Structured figure records:

(begin)

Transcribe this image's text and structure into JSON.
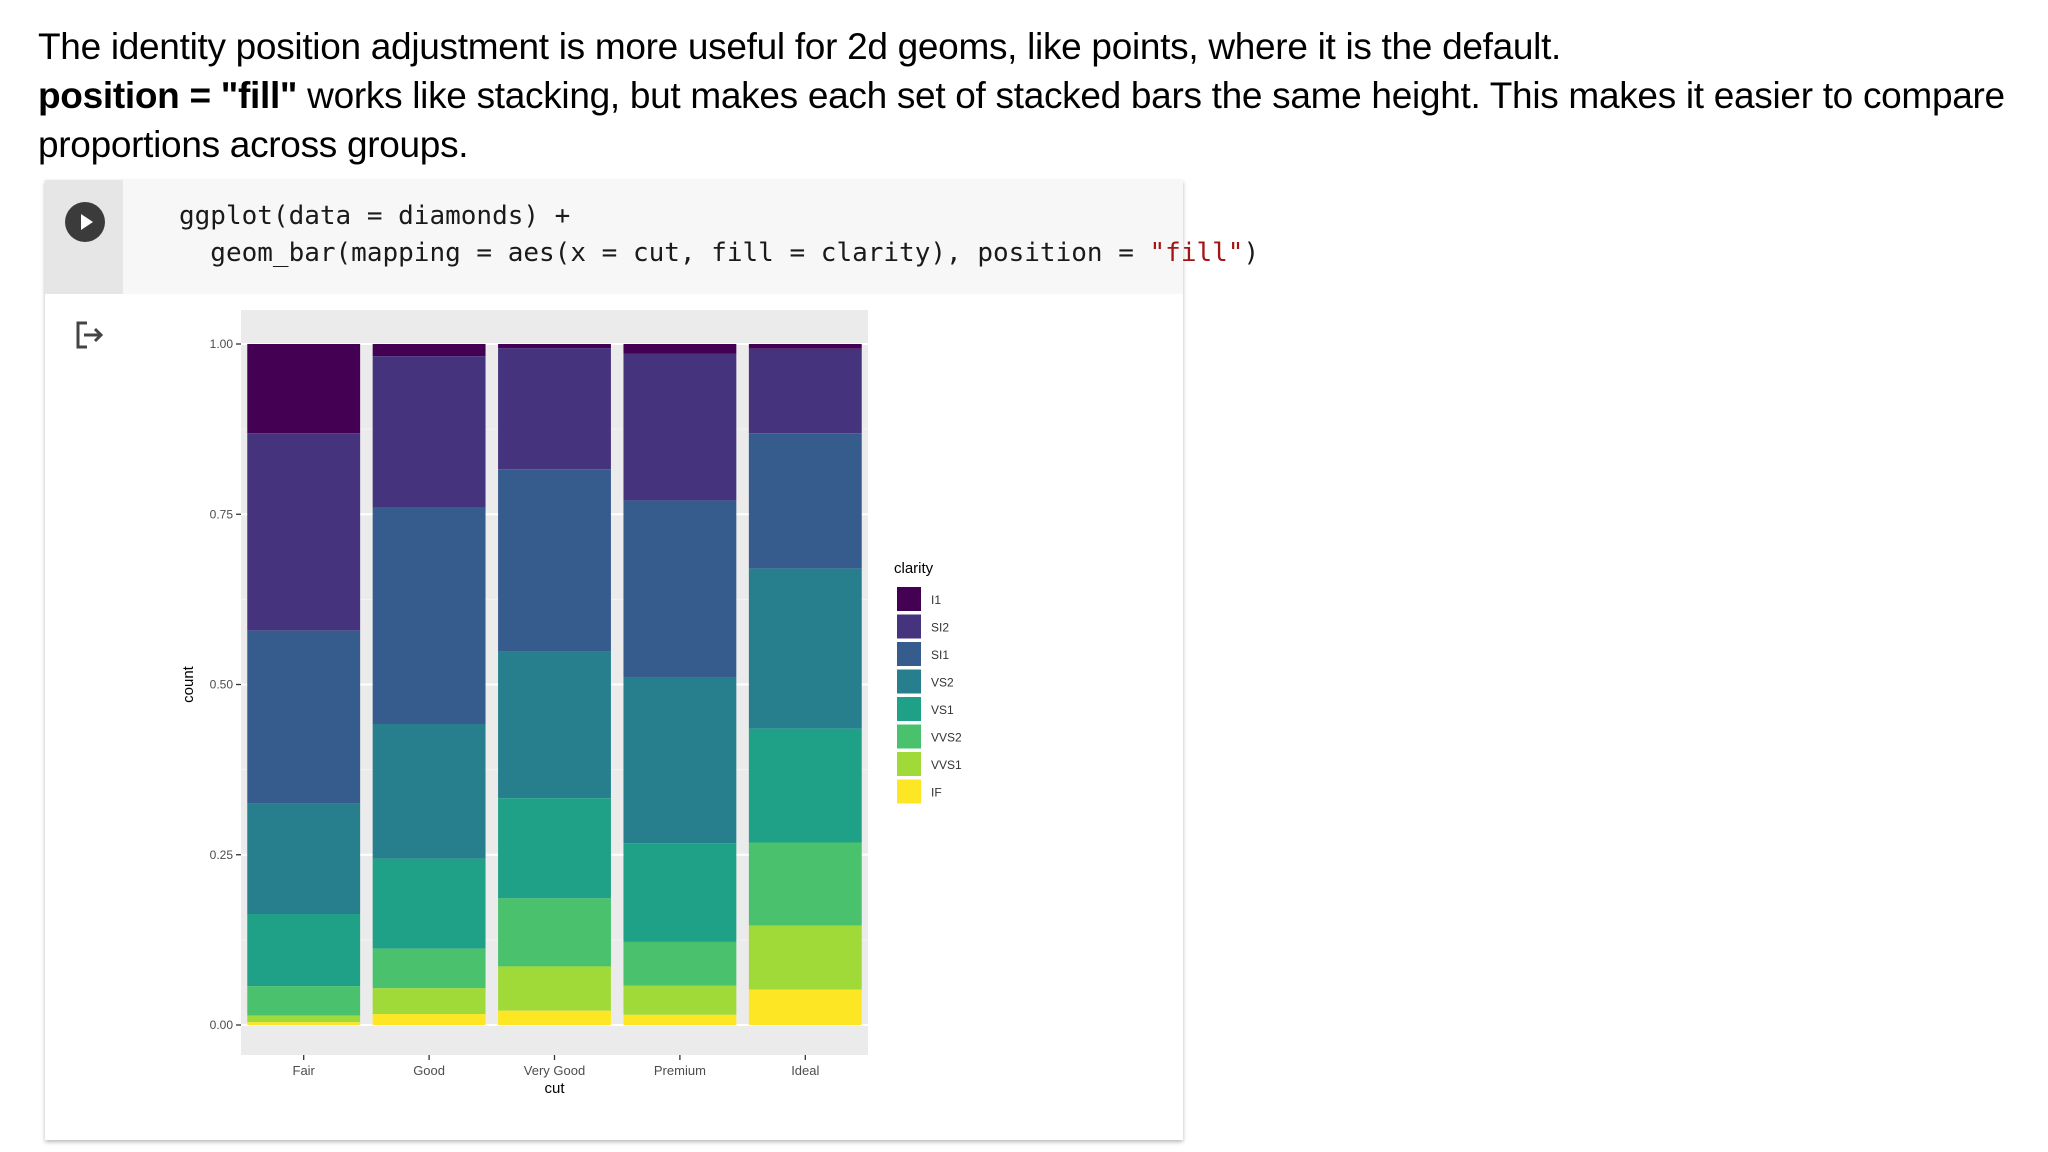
{
  "intro": {
    "line1": "The identity position adjustment is more useful for 2d geoms, like points, where it is the default.",
    "bold_term": "position = \"fill\"",
    "line2_rest": " works like stacking, but makes each set of stacked bars the same height. This makes it easier to compare proportions across groups."
  },
  "cell": {
    "code_line1": "ggplot(data = diamonds) +",
    "code_line2_prefix": "  geom_bar(mapping = aes(x = cut, fill = clarity), position = ",
    "code_line2_string": "\"fill\"",
    "code_line2_suffix": ")",
    "run_icon": "play-icon",
    "output_icon": "output-redirect-icon"
  },
  "chart_data": {
    "type": "bar",
    "stacked": true,
    "position": "fill",
    "xlabel": "cut",
    "ylabel": "count",
    "ylim": [
      0,
      1
    ],
    "yticks": [
      "0.00",
      "0.25",
      "0.50",
      "0.75",
      "1.00"
    ],
    "categories": [
      "Fair",
      "Good",
      "Very Good",
      "Premium",
      "Ideal"
    ],
    "legend_title": "clarity",
    "legend_position": "right",
    "background": "#ebebeb",
    "grid": true,
    "series": [
      {
        "name": "I1",
        "color": "#440154",
        "values": [
          0.131,
          0.018,
          0.006,
          0.014,
          0.007
        ]
      },
      {
        "name": "SI2",
        "color": "#46337e",
        "values": [
          0.29,
          0.222,
          0.178,
          0.216,
          0.124
        ]
      },
      {
        "name": "SI1",
        "color": "#365c8d",
        "values": [
          0.254,
          0.318,
          0.268,
          0.259,
          0.199
        ]
      },
      {
        "name": "VS2",
        "color": "#277f8e",
        "values": [
          0.162,
          0.198,
          0.215,
          0.244,
          0.235
        ]
      },
      {
        "name": "VS1",
        "color": "#1fa187",
        "values": [
          0.106,
          0.132,
          0.147,
          0.145,
          0.167
        ]
      },
      {
        "name": "VVS2",
        "color": "#4ac16d",
        "values": [
          0.043,
          0.058,
          0.1,
          0.064,
          0.122
        ]
      },
      {
        "name": "VVS1",
        "color": "#a0da39",
        "values": [
          0.01,
          0.038,
          0.065,
          0.043,
          0.094
        ]
      },
      {
        "name": "IF",
        "color": "#fde725",
        "values": [
          0.004,
          0.016,
          0.021,
          0.015,
          0.052
        ]
      }
    ]
  }
}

(end)

# STATED PROBLEM
Each line of the material that holds the string "like" counts once; give the total alone.

# EXPECTED ANSWER
2